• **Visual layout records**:
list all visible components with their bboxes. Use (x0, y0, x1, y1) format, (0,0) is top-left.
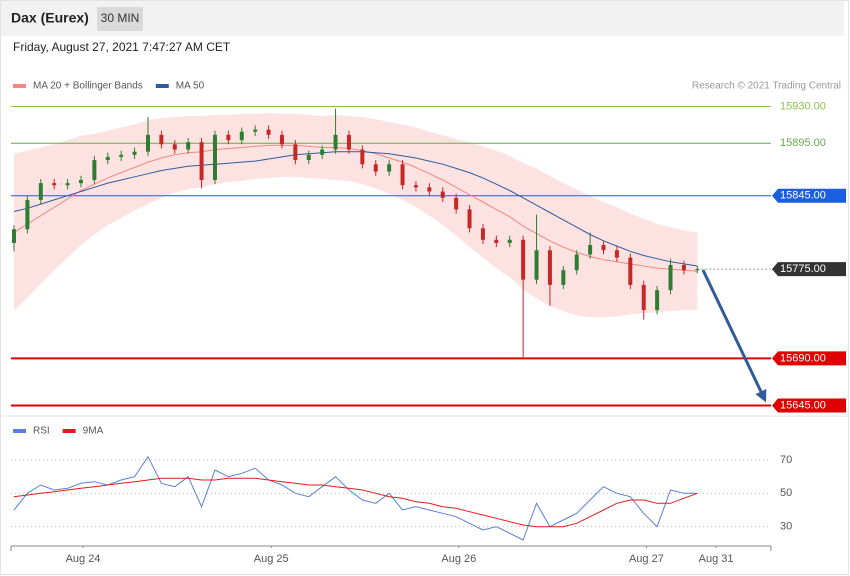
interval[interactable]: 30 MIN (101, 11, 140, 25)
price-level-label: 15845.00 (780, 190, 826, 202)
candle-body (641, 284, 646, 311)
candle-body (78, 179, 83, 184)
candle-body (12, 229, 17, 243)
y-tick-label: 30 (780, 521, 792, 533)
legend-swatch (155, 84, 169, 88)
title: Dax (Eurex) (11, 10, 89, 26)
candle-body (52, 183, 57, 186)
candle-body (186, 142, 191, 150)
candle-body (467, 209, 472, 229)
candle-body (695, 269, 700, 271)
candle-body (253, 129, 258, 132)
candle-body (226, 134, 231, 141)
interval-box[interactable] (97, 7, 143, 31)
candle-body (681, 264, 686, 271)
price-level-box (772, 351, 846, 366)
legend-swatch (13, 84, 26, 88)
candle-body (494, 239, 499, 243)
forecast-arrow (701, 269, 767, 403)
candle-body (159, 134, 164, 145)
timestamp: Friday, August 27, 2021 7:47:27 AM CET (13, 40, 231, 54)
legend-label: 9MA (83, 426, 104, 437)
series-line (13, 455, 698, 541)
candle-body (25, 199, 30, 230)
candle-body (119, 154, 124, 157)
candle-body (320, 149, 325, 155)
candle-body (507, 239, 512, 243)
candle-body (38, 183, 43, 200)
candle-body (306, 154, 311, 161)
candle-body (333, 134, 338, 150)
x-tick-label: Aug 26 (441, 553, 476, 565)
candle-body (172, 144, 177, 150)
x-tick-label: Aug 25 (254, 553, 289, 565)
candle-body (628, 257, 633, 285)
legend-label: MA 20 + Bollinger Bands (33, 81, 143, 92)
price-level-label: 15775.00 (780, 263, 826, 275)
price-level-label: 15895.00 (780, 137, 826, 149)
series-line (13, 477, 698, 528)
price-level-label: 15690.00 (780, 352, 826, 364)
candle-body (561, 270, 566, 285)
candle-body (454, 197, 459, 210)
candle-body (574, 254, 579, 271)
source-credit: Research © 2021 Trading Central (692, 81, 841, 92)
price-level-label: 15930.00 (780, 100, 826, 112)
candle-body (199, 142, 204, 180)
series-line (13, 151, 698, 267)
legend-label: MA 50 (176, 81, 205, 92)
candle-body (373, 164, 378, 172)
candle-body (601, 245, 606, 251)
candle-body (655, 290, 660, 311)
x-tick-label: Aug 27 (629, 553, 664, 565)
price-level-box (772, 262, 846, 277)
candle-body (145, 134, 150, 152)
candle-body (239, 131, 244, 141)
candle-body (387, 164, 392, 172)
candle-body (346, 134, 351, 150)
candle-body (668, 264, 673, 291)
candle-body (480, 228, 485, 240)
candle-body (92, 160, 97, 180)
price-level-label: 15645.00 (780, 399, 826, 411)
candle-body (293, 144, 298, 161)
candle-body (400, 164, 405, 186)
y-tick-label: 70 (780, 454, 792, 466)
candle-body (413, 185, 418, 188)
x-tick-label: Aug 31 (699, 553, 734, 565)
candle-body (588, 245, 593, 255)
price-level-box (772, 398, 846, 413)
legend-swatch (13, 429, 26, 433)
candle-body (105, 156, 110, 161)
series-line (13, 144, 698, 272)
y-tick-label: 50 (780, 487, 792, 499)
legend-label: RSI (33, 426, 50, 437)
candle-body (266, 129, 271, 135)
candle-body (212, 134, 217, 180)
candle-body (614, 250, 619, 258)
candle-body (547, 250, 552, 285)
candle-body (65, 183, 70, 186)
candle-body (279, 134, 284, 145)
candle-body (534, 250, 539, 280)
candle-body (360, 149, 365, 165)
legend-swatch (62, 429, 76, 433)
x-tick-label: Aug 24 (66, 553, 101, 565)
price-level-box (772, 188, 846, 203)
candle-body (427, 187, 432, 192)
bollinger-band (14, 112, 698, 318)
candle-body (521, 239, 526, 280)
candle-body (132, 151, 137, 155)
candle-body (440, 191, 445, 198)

• **Problem**: Copy every line of the records above word for word, omitting the pictures.

• **Reply to the exercise**:
list all visible components with their bboxes. Use (x0, y0, x1, y1) format, (0,0) is top-left.
interval[interactable]: 30 MIN (101, 11, 140, 25)
price-level-label: 15845.00 (780, 190, 826, 202)
candle-body (641, 284, 646, 311)
candle-body (78, 179, 83, 184)
candle-body (12, 229, 17, 243)
y-tick-label: 30 (780, 521, 792, 533)
legend-swatch (155, 84, 169, 88)
title: Dax (Eurex) (11, 10, 89, 26)
candle-body (52, 183, 57, 186)
candle-body (186, 142, 191, 150)
candle-body (467, 209, 472, 229)
candle-body (695, 269, 700, 271)
candle-body (253, 129, 258, 132)
candle-body (226, 134, 231, 141)
interval-box[interactable] (97, 7, 143, 31)
candle-body (681, 264, 686, 271)
price-level-box (772, 351, 846, 366)
legend-swatch (13, 84, 26, 88)
candle-body (494, 239, 499, 243)
forecast-arrow (701, 269, 767, 403)
candle-body (159, 134, 164, 145)
timestamp: Friday, August 27, 2021 7:47:27 AM CET (13, 40, 231, 54)
legend-label: 9MA (83, 426, 104, 437)
series-line (13, 455, 698, 541)
candle-body (25, 199, 30, 230)
candle-body (119, 154, 124, 157)
candle-body (320, 149, 325, 155)
candle-body (507, 239, 512, 243)
candle-body (38, 183, 43, 200)
candle-body (306, 154, 311, 161)
candle-body (333, 134, 338, 150)
x-tick-label: Aug 26 (441, 553, 476, 565)
candle-body (172, 144, 177, 150)
x-tick-label: Aug 25 (254, 553, 289, 565)
candle-body (628, 257, 633, 285)
legend-label: MA 20 + Bollinger Bands (33, 81, 143, 92)
price-level-label: 15775.00 (780, 263, 826, 275)
price-level-label: 15895.00 (780, 137, 826, 149)
series-line (13, 477, 698, 528)
price-level-label: 15690.00 (780, 352, 826, 364)
candle-body (561, 270, 566, 285)
candle-body (454, 197, 459, 210)
candle-body (574, 254, 579, 271)
source-credit: Research © 2021 Trading Central (692, 81, 841, 92)
price-level-label: 15930.00 (780, 100, 826, 112)
candle-body (199, 142, 204, 180)
series-line (13, 151, 698, 267)
legend-label: MA 50 (176, 81, 205, 92)
candle-body (373, 164, 378, 172)
candle-body (601, 245, 606, 251)
candle-body (655, 290, 660, 311)
x-tick-label: Aug 27 (629, 553, 664, 565)
price-level-box (772, 262, 846, 277)
candle-body (145, 134, 150, 152)
candle-body (239, 131, 244, 141)
candle-body (387, 164, 392, 172)
candle-body (346, 134, 351, 150)
candle-body (668, 264, 673, 291)
candle-body (480, 228, 485, 240)
candle-body (92, 160, 97, 180)
price-level-label: 15645.00 (780, 399, 826, 411)
candle-body (293, 144, 298, 161)
candle-body (400, 164, 405, 186)
y-tick-label: 70 (780, 454, 792, 466)
candle-body (413, 185, 418, 188)
x-tick-label: Aug 31 (699, 553, 734, 565)
candle-body (588, 245, 593, 255)
price-level-box (772, 398, 846, 413)
legend-swatch (13, 429, 26, 433)
candle-body (105, 156, 110, 161)
series-line (13, 144, 698, 272)
y-tick-label: 50 (780, 487, 792, 499)
legend-label: RSI (33, 426, 50, 437)
candle-body (266, 129, 271, 135)
candle-body (212, 134, 217, 180)
candle-body (614, 250, 619, 258)
candle-body (547, 250, 552, 285)
candle-body (65, 183, 70, 186)
candle-body (279, 134, 284, 145)
candle-body (534, 250, 539, 280)
candle-body (360, 149, 365, 165)
legend-swatch (62, 429, 76, 433)
x-tick-label: Aug 24 (66, 553, 101, 565)
price-level-box (772, 188, 846, 203)
candle-body (427, 187, 432, 192)
bollinger-band (14, 112, 698, 318)
candle-body (521, 239, 526, 280)
candle-body (132, 151, 137, 155)
candle-body (440, 191, 445, 198)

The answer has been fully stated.